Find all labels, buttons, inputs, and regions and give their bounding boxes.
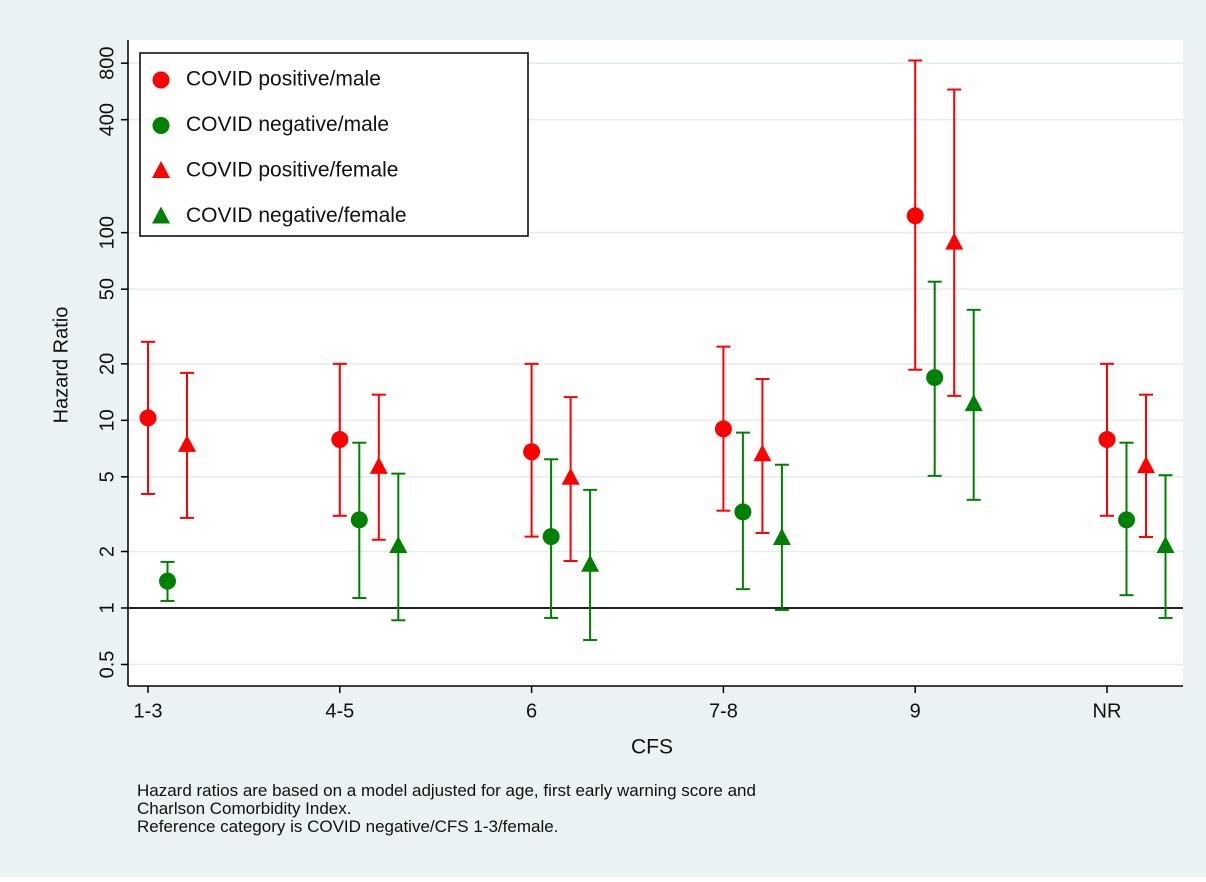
- point: [1137, 456, 1155, 474]
- point: [1156, 535, 1175, 553]
- point: [561, 467, 580, 485]
- point: [139, 409, 157, 427]
- y-tick-label: 50: [96, 278, 118, 300]
- y-tick-label: 400: [96, 103, 118, 136]
- point: [523, 443, 541, 461]
- legend-box: [139, 52, 529, 237]
- point: [542, 528, 560, 546]
- note: Reference category is COVID negative/CFS…: [137, 817, 558, 836]
- x-tick-label: 6: [526, 700, 537, 722]
- point: [964, 394, 983, 412]
- point: [734, 503, 752, 521]
- point: [1098, 431, 1116, 449]
- legend-label: COVID negative/male: [186, 113, 389, 136]
- note: Hazard ratios are based on a model adjus…: [137, 781, 756, 800]
- y-tick-label: 0.5: [96, 651, 118, 679]
- point: [581, 554, 600, 572]
- legend-marker: [152, 161, 170, 178]
- y-tick-label: 800: [96, 46, 118, 79]
- point: [906, 207, 924, 225]
- legend-label: COVID positive/male: [186, 68, 381, 91]
- y-tick-label: 2: [96, 546, 118, 557]
- x-axis-title: CFS: [631, 736, 673, 759]
- y-tick-label: 1: [96, 602, 118, 613]
- point: [753, 444, 772, 462]
- legend-label: COVID positive/female: [186, 159, 398, 182]
- point: [926, 369, 944, 387]
- y-tick-label: 20: [96, 353, 118, 375]
- point: [714, 420, 732, 438]
- y-tick-label: 5: [96, 471, 118, 482]
- note: Charlson Comorbidity Index.: [137, 799, 351, 818]
- point: [369, 456, 388, 474]
- point: [350, 511, 368, 529]
- legend-marker: [152, 117, 170, 134]
- legend-label: COVID negative/female: [186, 204, 407, 227]
- x-tick-label: 9: [910, 700, 921, 722]
- legend-marker: [152, 71, 170, 89]
- x-tick-label: 7-8: [709, 700, 738, 722]
- x-tick-label: 4-5: [325, 700, 354, 722]
- point: [1118, 511, 1135, 529]
- point: [389, 535, 408, 553]
- y-tick-label: 100: [96, 216, 118, 249]
- point: [159, 572, 176, 590]
- y-axis-title: Hazard Ratio: [50, 307, 72, 424]
- legend-marker: [152, 206, 170, 224]
- point: [772, 528, 791, 546]
- point: [331, 431, 349, 449]
- x-tick-label: 1-3: [134, 700, 163, 722]
- y-tick-label: 10: [96, 409, 118, 431]
- x-tick-label: NR: [1093, 700, 1122, 722]
- point: [945, 232, 964, 250]
- point: [178, 434, 196, 452]
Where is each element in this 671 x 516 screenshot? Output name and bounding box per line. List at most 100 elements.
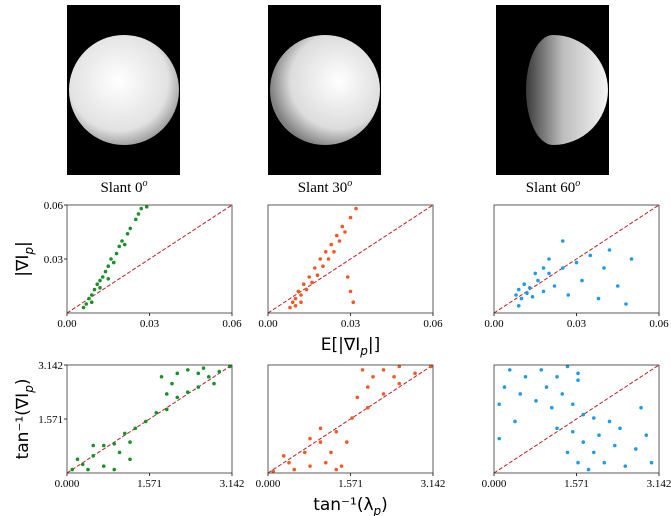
point <box>525 291 529 296</box>
point <box>91 454 96 458</box>
point <box>555 374 559 379</box>
point <box>299 293 303 297</box>
point <box>547 257 551 261</box>
point <box>497 436 502 441</box>
point <box>164 407 169 412</box>
point <box>570 429 575 434</box>
point <box>144 205 149 209</box>
y-tick-label: 1.571 <box>38 414 63 426</box>
point <box>196 371 201 376</box>
point <box>170 381 174 386</box>
point <box>340 224 345 229</box>
point <box>596 296 601 301</box>
point <box>513 419 517 424</box>
point <box>612 443 617 448</box>
point <box>649 460 654 465</box>
caption-text: Slant 0 <box>100 180 142 196</box>
point <box>576 371 580 376</box>
point <box>101 443 106 448</box>
point <box>576 378 580 382</box>
label-tail: ) <box>13 379 33 386</box>
point <box>555 426 559 431</box>
point <box>293 304 298 308</box>
label-sub: p <box>373 504 382 516</box>
point <box>351 300 356 305</box>
point <box>574 260 579 265</box>
point <box>581 412 586 417</box>
point <box>98 278 102 283</box>
point <box>185 368 190 372</box>
point <box>360 368 365 372</box>
point <box>301 282 306 287</box>
point <box>217 369 222 374</box>
point <box>344 440 349 444</box>
point <box>287 460 291 465</box>
point <box>307 275 312 279</box>
point <box>271 469 276 474</box>
point <box>128 226 133 231</box>
point <box>607 248 612 252</box>
diagonal <box>267 204 434 314</box>
point <box>89 293 94 297</box>
point <box>175 395 180 400</box>
label-main: tan⁻¹(λ <box>313 495 373 515</box>
caption-sup: o <box>143 178 148 189</box>
point <box>581 440 586 444</box>
caption: Slant 60o <box>526 178 581 196</box>
x-tick-label: 0.03 <box>567 318 587 330</box>
point <box>318 257 323 261</box>
point <box>136 212 141 216</box>
point <box>125 232 130 236</box>
point <box>114 251 119 256</box>
x-tick-label: 0.00 <box>57 318 77 330</box>
label-sub: p <box>359 344 368 358</box>
point <box>536 278 540 283</box>
point <box>296 289 301 294</box>
diagonal <box>66 364 233 474</box>
x-tick-label: 0.000 <box>256 478 281 490</box>
point <box>122 431 127 436</box>
point <box>133 426 138 431</box>
diagonal <box>493 204 660 314</box>
y-tick-label: 0.03 <box>44 254 64 266</box>
point <box>111 260 116 265</box>
point <box>365 385 370 389</box>
point <box>530 295 535 299</box>
point <box>154 411 159 415</box>
caption: Slant 30o <box>298 178 353 196</box>
point <box>560 239 565 243</box>
point <box>502 385 507 389</box>
x-tick-label: 1.571 <box>137 478 162 490</box>
x-tick-label: 0.000 <box>55 478 80 490</box>
point <box>117 244 122 249</box>
point <box>518 392 523 396</box>
point <box>355 395 360 400</box>
point <box>98 286 102 290</box>
point <box>588 253 593 258</box>
point <box>615 284 620 288</box>
diagonal <box>66 204 233 314</box>
point <box>348 289 353 294</box>
point <box>89 300 94 305</box>
caption-text: Slant 60 <box>526 180 576 196</box>
point <box>337 239 342 243</box>
axis-label: |∇Ip| <box>13 241 36 276</box>
point <box>304 287 309 292</box>
y-tick-label: 3.142 <box>38 360 63 372</box>
point <box>514 293 518 297</box>
point <box>350 416 354 420</box>
label-tail: |] <box>368 335 380 355</box>
point <box>633 447 638 451</box>
point <box>565 450 570 455</box>
point <box>293 296 298 301</box>
point <box>91 443 96 448</box>
diagonal <box>493 364 660 474</box>
point <box>299 300 303 305</box>
point <box>318 440 323 444</box>
point <box>321 264 325 269</box>
point <box>586 467 591 472</box>
point <box>159 374 164 379</box>
point <box>566 293 571 297</box>
point <box>381 368 386 372</box>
==*==
▶ WORK REQUIRED: Please copy, word for word, the rows between the line holding "- point: [1137, 456, 1155, 474]" and the line holding "- point: [369, 456, 388, 474]", inclusive.

▶ EXERCISE RESPONSE:
- point: [1137, 456, 1155, 474]
- point: [1156, 535, 1175, 553]
- point: [561, 467, 580, 485]
- point: [139, 409, 157, 427]
- y-tick-label: 50: [96, 278, 118, 300]
- y-tick-label: 400: [96, 103, 118, 136]
- point: [523, 443, 541, 461]
- legend-box: [139, 52, 529, 237]
- point: [542, 528, 560, 546]
- note: Reference category is COVID negative/CFS…: [137, 817, 558, 836]
- x-tick-label: 6: [526, 700, 537, 722]
- point: [964, 394, 983, 412]
- point: [734, 503, 752, 521]
- point: [1098, 431, 1116, 449]
- legend-label: COVID negative/male: [186, 113, 389, 136]
- note: Hazard ratios are based on a model adjus…: [137, 781, 756, 800]
- y-tick-label: 0.5: [96, 651, 118, 679]
- point: [581, 554, 600, 572]
- legend-marker: [152, 161, 170, 178]
- y-tick-label: 800: [96, 46, 118, 79]
- point: [906, 207, 924, 225]
- legend-label: COVID positive/male: [186, 68, 381, 91]
- y-tick-label: 2: [96, 546, 118, 557]
- x-axis-title: CFS: [631, 736, 673, 759]
- y-tick-label: 1: [96, 602, 118, 613]
- point: [753, 444, 772, 462]
- legend-label: COVID positive/female: [186, 159, 398, 182]
- point: [926, 369, 944, 387]
- y-tick-label: 20: [96, 353, 118, 375]
- point: [714, 420, 732, 438]
- y-tick-label: 5: [96, 471, 118, 482]
- note: Charlson Comorbidity Index.: [137, 799, 351, 818]
- point: [369, 456, 388, 474]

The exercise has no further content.